Short problem: Copy the records below exactly, omitting any pictures they contain.

**** Dataset extract ****

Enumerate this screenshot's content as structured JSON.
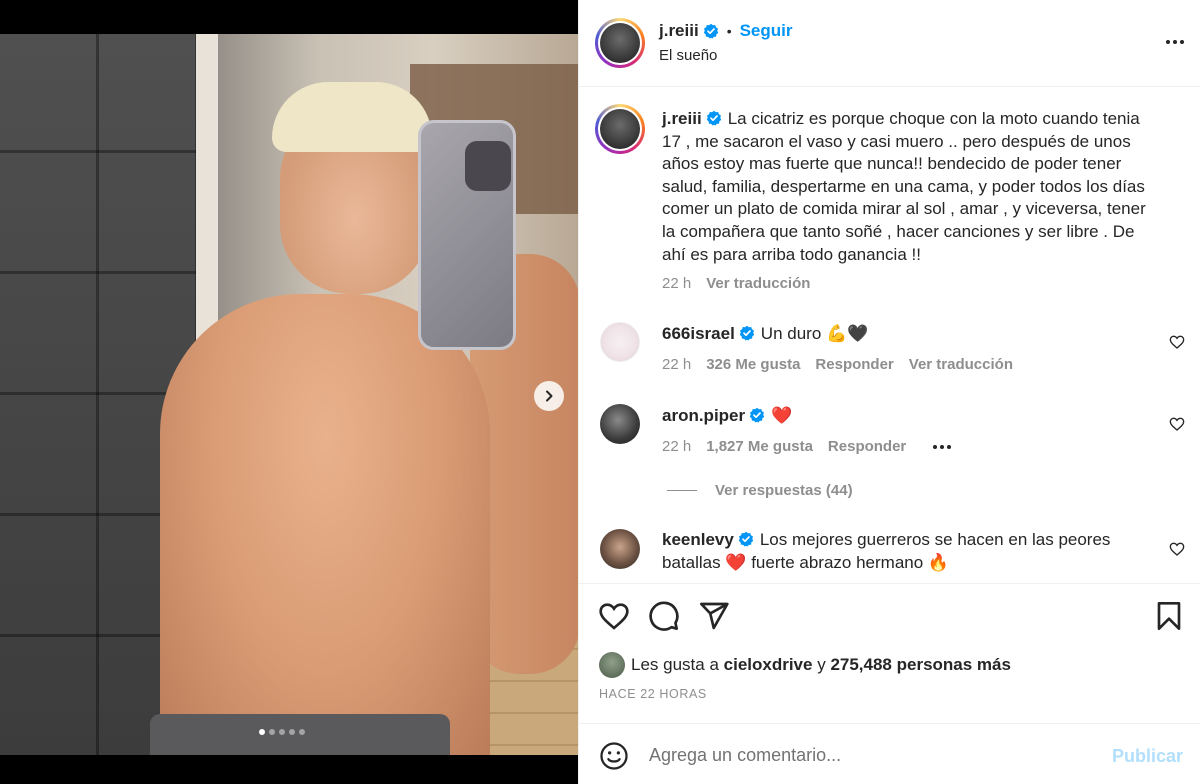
{
  "post": {
    "media": {
      "carousel_total": 5,
      "carousel_active": 1,
      "next_icon": "chevron-right-icon"
    },
    "header": {
      "username": "j.reiii",
      "separator": "•",
      "follow_label": "Seguir",
      "location": "El sueño",
      "more_icon": "more-horizontal-icon"
    },
    "caption": {
      "username": "j.reiii",
      "text": "La cicatriz es porque choque con la moto cuando tenia 17 , me sacaron el vaso y casi muero .. pero después de unos años estoy mas fuerte que nunca!! bendecido de poder tener salud, familia, despertarme en una cama, y poder todos los días comer un plato de comida mirar al sol , amar , y viceversa, tener la compañera que tanto soñé , hacer canciones y ser libre . De ahí es para arriba todo ganancia !!",
      "time": "22 h",
      "translate_label": "Ver traducción"
    },
    "comments": [
      {
        "username": "666israel",
        "text": "Un duro 💪🖤",
        "time": "22 h",
        "likes": "326 Me gusta",
        "reply_label": "Responder",
        "translate_label": "Ver traducción"
      },
      {
        "username": "aron.piper",
        "text": "❤️",
        "time": "22 h",
        "likes": "1,827 Me gusta",
        "reply_label": "Responder",
        "view_replies": "Ver respuestas (44)"
      },
      {
        "username": "keenlevy",
        "text": "Los mejores guerreros se hacen en las peores batallas ❤️ fuerte abrazo hermano 🔥"
      }
    ],
    "likes": {
      "prefix": "Les gusta a",
      "user": "cieloxdrive",
      "connector": "y",
      "others": "275,488 personas más"
    },
    "timestamp": "HACE 22 HORAS",
    "add_comment": {
      "placeholder": "Agrega un comentario...",
      "publish_label": "Publicar"
    }
  },
  "colors": {
    "accent": "#0095f6",
    "publish_disabled": "#b2dffc",
    "secondary_text": "#8e8e8e",
    "verified": "#0095f6",
    "heart_red": "#ed4956"
  }
}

****

Answer to the task:
Enumerate this screenshot's content as structured JSON.
{
  "post": {
    "media": {
      "carousel_total": 5,
      "carousel_active": 1,
      "next_icon": "chevron-right-icon"
    },
    "header": {
      "username": "j.reiii",
      "separator": "•",
      "follow_label": "Seguir",
      "location": "El sueño",
      "more_icon": "more-horizontal-icon"
    },
    "caption": {
      "username": "j.reiii",
      "text": "La cicatriz es porque choque con la moto cuando tenia 17 , me sacaron el vaso y casi muero .. pero después de unos años estoy mas fuerte que nunca!! bendecido de poder tener salud, familia, despertarme en una cama, y poder todos los días comer un plato de comida mirar al sol , amar , y viceversa, tener la compañera que tanto soñé , hacer canciones y ser libre . De ahí es para arriba todo ganancia !!",
      "time": "22 h",
      "translate_label": "Ver traducción"
    },
    "comments": [
      {
        "username": "666israel",
        "text": "Un duro 💪🖤",
        "time": "22 h",
        "likes": "326 Me gusta",
        "reply_label": "Responder",
        "translate_label": "Ver traducción"
      },
      {
        "username": "aron.piper",
        "text": "❤️",
        "time": "22 h",
        "likes": "1,827 Me gusta",
        "reply_label": "Responder",
        "view_replies": "Ver respuestas (44)"
      },
      {
        "username": "keenlevy",
        "text": "Los mejores guerreros se hacen en las peores batallas ❤️ fuerte abrazo hermano 🔥"
      }
    ],
    "likes": {
      "prefix": "Les gusta a",
      "user": "cieloxdrive",
      "connector": "y",
      "others": "275,488 personas más"
    },
    "timestamp": "HACE 22 HORAS",
    "add_comment": {
      "placeholder": "Agrega un comentario...",
      "publish_label": "Publicar"
    }
  },
  "colors": {
    "accent": "#0095f6",
    "publish_disabled": "#b2dffc",
    "secondary_text": "#8e8e8e",
    "verified": "#0095f6",
    "heart_red": "#ed4956"
  }
}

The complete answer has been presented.